Supplied data —
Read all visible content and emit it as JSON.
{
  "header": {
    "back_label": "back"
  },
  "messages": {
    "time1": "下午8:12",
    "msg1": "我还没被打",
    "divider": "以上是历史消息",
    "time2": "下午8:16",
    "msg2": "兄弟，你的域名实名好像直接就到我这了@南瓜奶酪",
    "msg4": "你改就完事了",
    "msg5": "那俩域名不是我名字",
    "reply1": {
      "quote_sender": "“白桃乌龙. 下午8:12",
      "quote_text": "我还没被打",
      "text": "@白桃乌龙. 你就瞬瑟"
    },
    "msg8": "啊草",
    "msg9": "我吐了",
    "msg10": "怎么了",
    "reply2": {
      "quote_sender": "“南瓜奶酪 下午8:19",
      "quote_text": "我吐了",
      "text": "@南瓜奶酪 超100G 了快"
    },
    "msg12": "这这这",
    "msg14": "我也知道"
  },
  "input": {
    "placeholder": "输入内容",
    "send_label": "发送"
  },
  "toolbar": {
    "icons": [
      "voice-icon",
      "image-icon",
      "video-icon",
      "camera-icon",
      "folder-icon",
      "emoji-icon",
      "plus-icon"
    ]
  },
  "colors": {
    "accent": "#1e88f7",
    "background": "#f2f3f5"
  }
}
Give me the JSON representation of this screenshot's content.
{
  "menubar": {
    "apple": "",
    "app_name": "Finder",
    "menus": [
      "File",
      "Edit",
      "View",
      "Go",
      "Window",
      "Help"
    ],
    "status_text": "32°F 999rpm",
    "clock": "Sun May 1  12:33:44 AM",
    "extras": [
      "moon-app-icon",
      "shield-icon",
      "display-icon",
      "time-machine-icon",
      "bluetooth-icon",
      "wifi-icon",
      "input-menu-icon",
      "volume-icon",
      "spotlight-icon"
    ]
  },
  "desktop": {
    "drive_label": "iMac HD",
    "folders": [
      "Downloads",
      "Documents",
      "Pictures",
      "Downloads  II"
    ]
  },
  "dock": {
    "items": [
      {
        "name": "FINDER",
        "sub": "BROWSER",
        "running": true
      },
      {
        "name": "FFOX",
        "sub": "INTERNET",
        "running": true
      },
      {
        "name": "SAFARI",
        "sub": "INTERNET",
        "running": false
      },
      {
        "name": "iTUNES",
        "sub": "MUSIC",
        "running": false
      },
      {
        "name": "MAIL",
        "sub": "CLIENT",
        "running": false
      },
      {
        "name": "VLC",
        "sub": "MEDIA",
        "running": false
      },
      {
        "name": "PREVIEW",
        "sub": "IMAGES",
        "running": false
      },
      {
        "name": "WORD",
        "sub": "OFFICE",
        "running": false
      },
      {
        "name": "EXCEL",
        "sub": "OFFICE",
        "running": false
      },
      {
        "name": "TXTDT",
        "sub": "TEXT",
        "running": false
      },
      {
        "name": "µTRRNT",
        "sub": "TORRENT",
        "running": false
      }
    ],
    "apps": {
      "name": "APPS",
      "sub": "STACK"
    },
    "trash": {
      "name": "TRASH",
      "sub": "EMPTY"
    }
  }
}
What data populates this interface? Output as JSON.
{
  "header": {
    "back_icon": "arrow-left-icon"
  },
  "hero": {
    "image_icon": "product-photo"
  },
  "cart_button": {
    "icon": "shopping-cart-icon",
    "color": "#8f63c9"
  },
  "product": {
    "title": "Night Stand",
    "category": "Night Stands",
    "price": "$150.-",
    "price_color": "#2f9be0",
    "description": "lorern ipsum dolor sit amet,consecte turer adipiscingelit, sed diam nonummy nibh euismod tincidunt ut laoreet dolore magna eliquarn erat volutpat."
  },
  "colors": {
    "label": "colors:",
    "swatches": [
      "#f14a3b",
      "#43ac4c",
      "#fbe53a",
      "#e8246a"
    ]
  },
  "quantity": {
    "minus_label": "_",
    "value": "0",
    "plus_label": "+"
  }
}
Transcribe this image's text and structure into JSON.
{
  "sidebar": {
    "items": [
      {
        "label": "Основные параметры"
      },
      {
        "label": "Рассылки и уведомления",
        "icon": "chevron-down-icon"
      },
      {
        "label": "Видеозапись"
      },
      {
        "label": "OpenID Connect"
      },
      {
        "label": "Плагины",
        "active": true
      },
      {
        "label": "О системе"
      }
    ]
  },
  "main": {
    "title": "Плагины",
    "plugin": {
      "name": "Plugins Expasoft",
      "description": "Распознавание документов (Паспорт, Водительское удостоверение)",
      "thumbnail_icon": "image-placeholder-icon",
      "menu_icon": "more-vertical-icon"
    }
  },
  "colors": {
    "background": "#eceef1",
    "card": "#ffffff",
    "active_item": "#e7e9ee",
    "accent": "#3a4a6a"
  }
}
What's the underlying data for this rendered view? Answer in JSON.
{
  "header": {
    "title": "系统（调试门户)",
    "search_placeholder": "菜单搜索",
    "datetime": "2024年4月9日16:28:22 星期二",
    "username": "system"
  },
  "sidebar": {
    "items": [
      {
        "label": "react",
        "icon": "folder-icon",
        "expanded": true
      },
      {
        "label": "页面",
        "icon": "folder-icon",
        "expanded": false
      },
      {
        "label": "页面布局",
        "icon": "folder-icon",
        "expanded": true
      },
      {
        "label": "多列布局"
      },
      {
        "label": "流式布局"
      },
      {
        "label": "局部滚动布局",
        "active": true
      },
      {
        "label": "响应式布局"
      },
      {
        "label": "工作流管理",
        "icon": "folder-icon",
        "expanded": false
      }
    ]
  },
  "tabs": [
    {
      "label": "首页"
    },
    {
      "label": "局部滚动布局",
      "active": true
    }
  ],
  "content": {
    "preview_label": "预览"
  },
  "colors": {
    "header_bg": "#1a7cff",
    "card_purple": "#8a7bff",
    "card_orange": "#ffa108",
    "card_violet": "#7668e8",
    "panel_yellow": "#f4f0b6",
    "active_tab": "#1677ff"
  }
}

Set problem —
All of the entries above must be quoted exactly.

Solution to the problem —
Read all visible content and emit it as JSON.
{
  "header": {
    "back_label": "back"
  },
  "messages": {
    "time1": "下午8:12",
    "msg1": "我还没被打",
    "divider": "以上是历史消息",
    "time2": "下午8:16",
    "msg2": "兄弟，你的域名实名好像直接就到我这了@南瓜奶酪",
    "msg4": "你改就完事了",
    "msg5": "那俩域名不是我名字",
    "reply1": {
      "quote_sender": "“白桃乌龙. 下午8:12",
      "quote_text": "我还没被打",
      "text": "@白桃乌龙. 你就瞬瑟"
    },
    "msg8": "啊草",
    "msg9": "我吐了",
    "msg10": "怎么了",
    "reply2": {
      "quote_sender": "“南瓜奶酪 下午8:19",
      "quote_text": "我吐了",
      "text": "@南瓜奶酪 超100G 了快"
    },
    "msg12": "这这这",
    "msg14": "我也知道"
  },
  "input": {
    "placeholder": "输入内容",
    "send_label": "发送"
  },
  "toolbar": {
    "icons": [
      "voice-icon",
      "image-icon",
      "video-icon",
      "camera-icon",
      "folder-icon",
      "emoji-icon",
      "plus-icon"
    ]
  },
  "colors": {
    "accent": "#1e88f7",
    "background": "#f2f3f5"
  }
}
Give me the JSON representation of this screenshot's content.
{
  "menubar": {
    "apple": "",
    "app_name": "Finder",
    "menus": [
      "File",
      "Edit",
      "View",
      "Go",
      "Window",
      "Help"
    ],
    "status_text": "32°F 999rpm",
    "clock": "Sun May 1  12:33:44 AM",
    "extras": [
      "moon-app-icon",
      "shield-icon",
      "display-icon",
      "time-machine-icon",
      "bluetooth-icon",
      "wifi-icon",
      "input-menu-icon",
      "volume-icon",
      "spotlight-icon"
    ]
  },
  "desktop": {
    "drive_label": "iMac HD",
    "folders": [
      "Downloads",
      "Documents",
      "Pictures",
      "Downloads  II"
    ]
  },
  "dock": {
    "items": [
      {
        "name": "FINDER",
        "sub": "BROWSER",
        "running": true
      },
      {
        "name": "FFOX",
        "sub": "INTERNET",
        "running": true
      },
      {
        "name": "SAFARI",
        "sub": "INTERNET",
        "running": false
      },
      {
        "name": "iTUNES",
        "sub": "MUSIC",
        "running": false
      },
      {
        "name": "MAIL",
        "sub": "CLIENT",
        "running": false
      },
      {
        "name": "VLC",
        "sub": "MEDIA",
        "running": false
      },
      {
        "name": "PREVIEW",
        "sub": "IMAGES",
        "running": false
      },
      {
        "name": "WORD",
        "sub": "OFFICE",
        "running": false
      },
      {
        "name": "EXCEL",
        "sub": "OFFICE",
        "running": false
      },
      {
        "name": "TXTDT",
        "sub": "TEXT",
        "running": false
      },
      {
        "name": "µTRRNT",
        "sub": "TORRENT",
        "running": false
      }
    ],
    "apps": {
      "name": "APPS",
      "sub": "STACK"
    },
    "trash": {
      "name": "TRASH",
      "sub": "EMPTY"
    }
  }
}
What data populates this interface? Output as JSON.
{
  "header": {
    "back_icon": "arrow-left-icon"
  },
  "hero": {
    "image_icon": "product-photo"
  },
  "cart_button": {
    "icon": "shopping-cart-icon",
    "color": "#8f63c9"
  },
  "product": {
    "title": "Night Stand",
    "category": "Night Stands",
    "price": "$150.-",
    "price_color": "#2f9be0",
    "description": "lorern ipsum dolor sit amet,consecte turer adipiscingelit, sed diam nonummy nibh euismod tincidunt ut laoreet dolore magna eliquarn erat volutpat."
  },
  "colors": {
    "label": "colors:",
    "swatches": [
      "#f14a3b",
      "#43ac4c",
      "#fbe53a",
      "#e8246a"
    ]
  },
  "quantity": {
    "minus_label": "_",
    "value": "0",
    "plus_label": "+"
  }
}
Transcribe this image's text and structure into JSON.
{
  "sidebar": {
    "items": [
      {
        "label": "Основные параметры"
      },
      {
        "label": "Рассылки и уведомления",
        "icon": "chevron-down-icon"
      },
      {
        "label": "Видеозапись"
      },
      {
        "label": "OpenID Connect"
      },
      {
        "label": "Плагины",
        "active": true
      },
      {
        "label": "О системе"
      }
    ]
  },
  "main": {
    "title": "Плагины",
    "plugin": {
      "name": "Plugins Expasoft",
      "description": "Распознавание документов (Паспорт, Водительское удостоверение)",
      "thumbnail_icon": "image-placeholder-icon",
      "menu_icon": "more-vertical-icon"
    }
  },
  "colors": {
    "background": "#eceef1",
    "card": "#ffffff",
    "active_item": "#e7e9ee",
    "accent": "#3a4a6a"
  }
}
What's the underlying data for this rendered view? Answer in JSON.
{
  "header": {
    "title": "系统（调试门户)",
    "search_placeholder": "菜单搜索",
    "datetime": "2024年4月9日16:28:22 星期二",
    "username": "system"
  },
  "sidebar": {
    "items": [
      {
        "label": "react",
        "icon": "folder-icon",
        "expanded": true
      },
      {
        "label": "页面",
        "icon": "folder-icon",
        "expanded": false
      },
      {
        "label": "页面布局",
        "icon": "folder-icon",
        "expanded": true
      },
      {
        "label": "多列布局"
      },
      {
        "label": "流式布局"
      },
      {
        "label": "局部滚动布局",
        "active": true
      },
      {
        "label": "响应式布局"
      },
      {
        "label": "工作流管理",
        "icon": "folder-icon",
        "expanded": false
      }
    ]
  },
  "tabs": [
    {
      "label": "首页"
    },
    {
      "label": "局部滚动布局",
      "active": true
    }
  ],
  "content": {
    "preview_label": "预览"
  },
  "colors": {
    "header_bg": "#1a7cff",
    "card_purple": "#8a7bff",
    "card_orange": "#ffa108",
    "card_violet": "#7668e8",
    "panel_yellow": "#f4f0b6",
    "active_tab": "#1677ff"
  }
}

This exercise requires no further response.